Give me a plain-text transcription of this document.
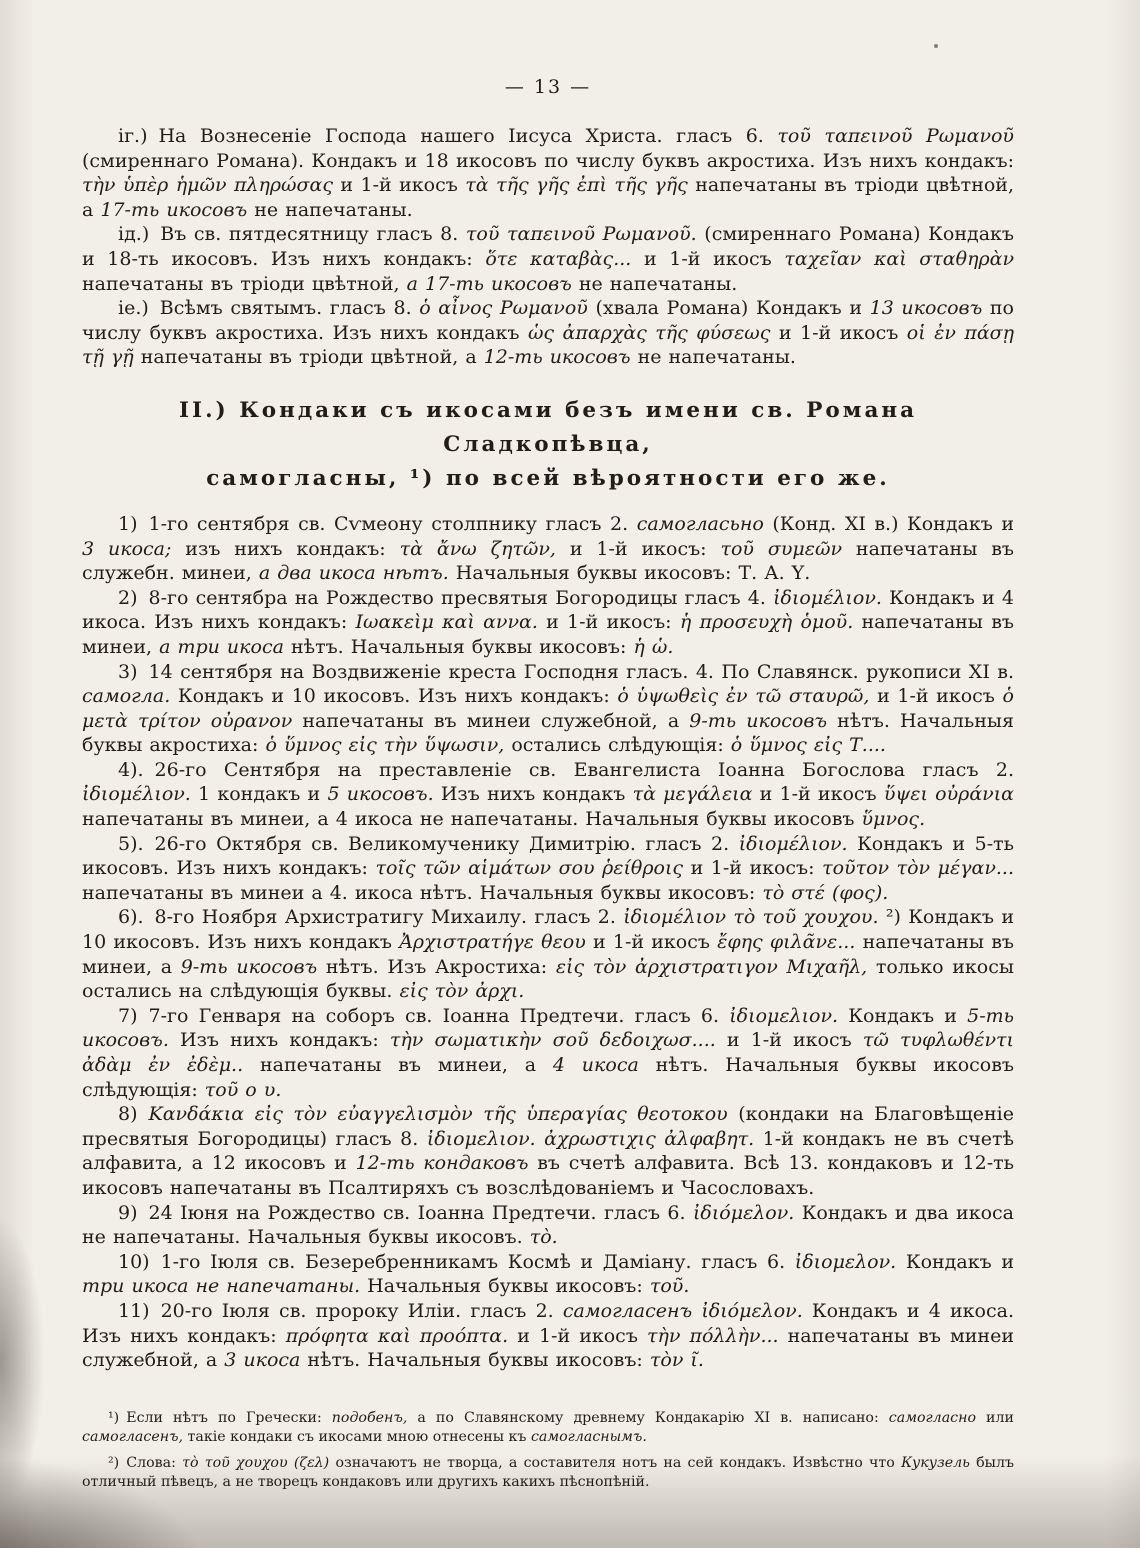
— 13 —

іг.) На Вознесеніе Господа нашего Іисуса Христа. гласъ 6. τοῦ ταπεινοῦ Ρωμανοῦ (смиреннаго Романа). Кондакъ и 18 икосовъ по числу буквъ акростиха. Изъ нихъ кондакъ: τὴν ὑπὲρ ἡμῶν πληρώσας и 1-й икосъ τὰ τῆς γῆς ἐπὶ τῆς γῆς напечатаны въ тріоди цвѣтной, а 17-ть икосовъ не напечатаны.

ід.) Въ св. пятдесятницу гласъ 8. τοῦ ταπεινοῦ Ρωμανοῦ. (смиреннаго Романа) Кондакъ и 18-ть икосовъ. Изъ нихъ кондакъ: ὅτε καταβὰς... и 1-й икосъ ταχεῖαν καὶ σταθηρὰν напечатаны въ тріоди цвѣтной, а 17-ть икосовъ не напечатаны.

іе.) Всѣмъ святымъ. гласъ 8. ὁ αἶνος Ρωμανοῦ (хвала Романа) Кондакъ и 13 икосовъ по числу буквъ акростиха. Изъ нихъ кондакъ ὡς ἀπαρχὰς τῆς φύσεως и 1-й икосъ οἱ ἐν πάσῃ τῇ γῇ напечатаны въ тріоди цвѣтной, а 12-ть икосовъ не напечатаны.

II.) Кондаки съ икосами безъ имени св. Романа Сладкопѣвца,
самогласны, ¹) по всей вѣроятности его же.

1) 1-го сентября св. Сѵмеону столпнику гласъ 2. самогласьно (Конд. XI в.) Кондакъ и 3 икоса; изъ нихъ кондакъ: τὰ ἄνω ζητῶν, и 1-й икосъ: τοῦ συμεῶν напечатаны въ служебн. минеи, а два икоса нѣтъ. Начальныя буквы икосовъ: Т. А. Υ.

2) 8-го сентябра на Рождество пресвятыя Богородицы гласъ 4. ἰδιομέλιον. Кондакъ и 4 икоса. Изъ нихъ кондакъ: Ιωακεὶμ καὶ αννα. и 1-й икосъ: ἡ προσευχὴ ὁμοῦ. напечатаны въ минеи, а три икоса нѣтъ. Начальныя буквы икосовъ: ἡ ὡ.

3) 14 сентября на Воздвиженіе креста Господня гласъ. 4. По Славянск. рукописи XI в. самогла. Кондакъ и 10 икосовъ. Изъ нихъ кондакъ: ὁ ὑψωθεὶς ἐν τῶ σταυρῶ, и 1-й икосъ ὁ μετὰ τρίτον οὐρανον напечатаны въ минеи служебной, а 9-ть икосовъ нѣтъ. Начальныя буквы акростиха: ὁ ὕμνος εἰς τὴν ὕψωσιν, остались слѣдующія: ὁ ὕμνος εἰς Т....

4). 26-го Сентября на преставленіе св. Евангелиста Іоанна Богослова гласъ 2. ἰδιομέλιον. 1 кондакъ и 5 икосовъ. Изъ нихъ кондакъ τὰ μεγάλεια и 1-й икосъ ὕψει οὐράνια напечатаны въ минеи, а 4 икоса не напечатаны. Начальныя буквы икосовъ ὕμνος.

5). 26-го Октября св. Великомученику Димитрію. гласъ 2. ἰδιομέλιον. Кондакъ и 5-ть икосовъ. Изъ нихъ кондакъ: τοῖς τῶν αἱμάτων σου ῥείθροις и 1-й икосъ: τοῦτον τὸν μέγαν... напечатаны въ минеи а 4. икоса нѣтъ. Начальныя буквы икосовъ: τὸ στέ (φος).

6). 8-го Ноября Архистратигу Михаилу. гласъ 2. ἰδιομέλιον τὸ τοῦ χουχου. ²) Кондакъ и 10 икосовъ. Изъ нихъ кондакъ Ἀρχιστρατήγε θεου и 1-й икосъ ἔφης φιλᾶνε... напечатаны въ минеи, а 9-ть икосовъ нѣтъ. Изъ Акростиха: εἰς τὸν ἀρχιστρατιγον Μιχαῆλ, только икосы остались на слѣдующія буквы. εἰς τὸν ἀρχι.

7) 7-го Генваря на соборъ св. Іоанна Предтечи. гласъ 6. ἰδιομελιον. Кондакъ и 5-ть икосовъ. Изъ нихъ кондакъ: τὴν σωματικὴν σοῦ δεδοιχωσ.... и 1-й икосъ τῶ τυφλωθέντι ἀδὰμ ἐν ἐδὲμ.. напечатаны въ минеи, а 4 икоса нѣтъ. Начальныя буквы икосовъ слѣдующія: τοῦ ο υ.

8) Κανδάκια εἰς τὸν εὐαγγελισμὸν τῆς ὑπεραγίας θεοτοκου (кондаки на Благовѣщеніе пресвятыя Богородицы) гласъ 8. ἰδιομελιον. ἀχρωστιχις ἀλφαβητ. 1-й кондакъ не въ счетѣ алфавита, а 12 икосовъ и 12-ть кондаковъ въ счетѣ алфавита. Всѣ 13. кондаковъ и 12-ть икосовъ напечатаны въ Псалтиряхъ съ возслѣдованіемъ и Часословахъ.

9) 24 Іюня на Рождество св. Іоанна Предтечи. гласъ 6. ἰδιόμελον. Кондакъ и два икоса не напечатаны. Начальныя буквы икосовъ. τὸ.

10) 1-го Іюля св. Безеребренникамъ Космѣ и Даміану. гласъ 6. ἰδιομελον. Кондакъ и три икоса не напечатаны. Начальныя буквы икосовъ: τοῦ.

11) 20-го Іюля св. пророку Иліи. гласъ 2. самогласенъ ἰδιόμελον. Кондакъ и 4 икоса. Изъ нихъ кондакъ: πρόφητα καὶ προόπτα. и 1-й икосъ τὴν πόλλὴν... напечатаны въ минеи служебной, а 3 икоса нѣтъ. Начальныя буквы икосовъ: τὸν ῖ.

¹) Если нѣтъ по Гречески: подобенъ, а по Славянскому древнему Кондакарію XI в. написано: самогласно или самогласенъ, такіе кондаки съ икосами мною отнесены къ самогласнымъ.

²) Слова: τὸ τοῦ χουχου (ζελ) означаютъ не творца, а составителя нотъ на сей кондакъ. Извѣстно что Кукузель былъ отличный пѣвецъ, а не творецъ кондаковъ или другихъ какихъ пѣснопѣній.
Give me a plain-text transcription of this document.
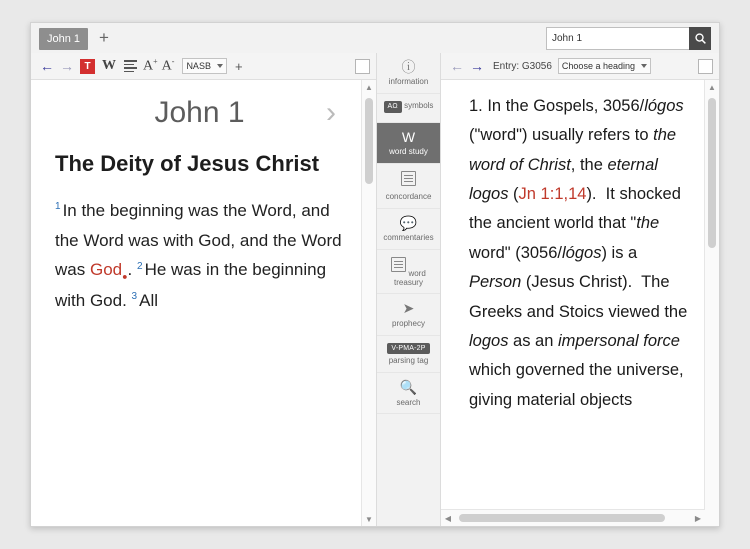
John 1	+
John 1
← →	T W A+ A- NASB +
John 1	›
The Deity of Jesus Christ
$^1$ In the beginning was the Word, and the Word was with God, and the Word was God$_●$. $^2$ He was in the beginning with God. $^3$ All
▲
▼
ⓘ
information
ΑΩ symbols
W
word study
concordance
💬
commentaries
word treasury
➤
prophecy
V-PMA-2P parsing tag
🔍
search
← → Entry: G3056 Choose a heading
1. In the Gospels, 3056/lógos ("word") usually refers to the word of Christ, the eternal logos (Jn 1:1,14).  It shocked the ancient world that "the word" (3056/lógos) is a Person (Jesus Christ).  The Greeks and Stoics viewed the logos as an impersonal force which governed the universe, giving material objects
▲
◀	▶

□ □ □ □ □ □ □

**WORK TO COMPLETE:** Where a line of the entries contains the word "ἰδιόμελον", copy that line.

**SOLUTION FOR THIS EXERCISE:**
9) 24 Іюня на Рождество св. Іоанна Предтечи. гласъ 6. ἰδιόμελον. Кондакъ и два икоса не напечатаны. Начальныя буквы икосовъ. τὸ.
11) 20-го Іюля св. пророку Иліи. гласъ 2. самогласенъ ἰδιόμελον. Кондакъ и 4 икоса. Изъ нихъ кондакъ: πρόφητα καὶ προόπτα. и 1-й икосъ τὴν πόλλὴν... напечатаны въ минеи служебной, а 3 икоса нѣтъ. Начальныя буквы икосовъ: τὸν ῖ.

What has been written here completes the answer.